### Source excerpt
Breaking the Fabric of Palestinian Society
Before I go on to describe it in a few more words, I would like first of all to explain the problem which Israel is dealing with, from Israel's point of view. The vast majority of the population in the West Bank is Palestinian: 83% today, of the entire population in the West Bank is still Palestinian, so the question is, how do you marginalise this 83%? How do you make sure that this 83% the Palestinian part of the entire population is marginalised and pressed into certain parts, pockets, enclaves, Bantustans if you want? In order to keep the land for Israeli Jewish expansion. This is the goal, and this has been done by a few methods. First of all, the most important principle is segregation. I'm talking about physical segregation: Palestinians and Israelis do not live together, except in Hebron which is a unique case. Palestinians are not allowed to go into Israeli settlements. There's a military order, which bans Palestinians from entering Israeli settlements without special permits. So we're talking about physical segregation. We're talking about legal segregation, different legal systems, which are applied to Palestinians and Israelis. And we're talking about, obviously, political segregation, which I mentioned before: Palestinians are banned, or are denied from being able to vote, and from the Israeli Knesset. In other words, they live under Israeli control, but they do not participate in the political process which defines that control.
The ultimate goal above all is to break the Palestinian contiguity; to break the Palestinian political, social and traditional fabric in the West Bank, in order to allow Israel to divide and rule, or rule and divide. It works as a cycle: in order to rule you need to divide and in order to divide, you need to rule. This is what Israel is doing, and Israel is doing it but using different means and I will count only the main means here, which are applied to the land regime, which Israel invented and enforces in the West bank. This is by no means a seminar about Israel's land regime. This is very much a summary of a summary to demystify how Israel is running land policy.

### Exercises to complete
a. According to the excerpt on the West Bank, what percentage of the West Bank's population is Palestinian today?
b. Summarize the excerpt on the West Bank in two sentences.
c. Rewrite the paragraph of the excerpt on the West Bank that begins "The ultimate goal above all" as a bulleted list, keeping its main points.
The lines after this point have no connection to the excerpt on the West Bank.

### Dataset content

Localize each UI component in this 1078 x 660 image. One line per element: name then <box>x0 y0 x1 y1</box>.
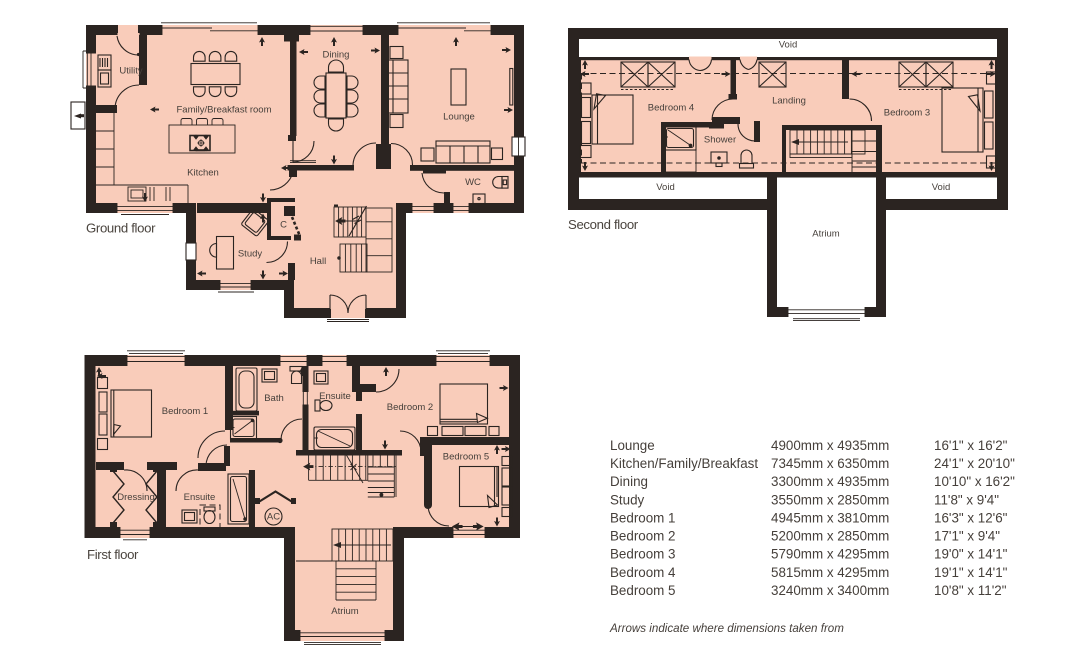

### Solutions to the exercise
a. 83%

b. The speaker argues that Israel aims to marginalize the West Bank's 83% Palestinian majority into pockets or enclaves to keep land for Israeli Jewish expansion, mainly through physical, legal and political segregation. According to the speaker, the ultimate goal is to break Palestinian contiguity and social fabric so that Israel can divide and rule, chiefly through the land regime it enforces in the West Bank.

c.
- The ultimate goal is to break Palestinian contiguity and the Palestinian political, social and traditional fabric in the West Bank so Israel can divide and rule, or rule and divide.
- This works as a cycle: ruling requires dividing, and dividing requires ruling.
- Only the main means are counted, namely those applied through the land regime Israel invented and enforces in the West Bank.
- This is not a seminar on that land regime but a summary of a summary, meant to demystify how Israel runs land policy.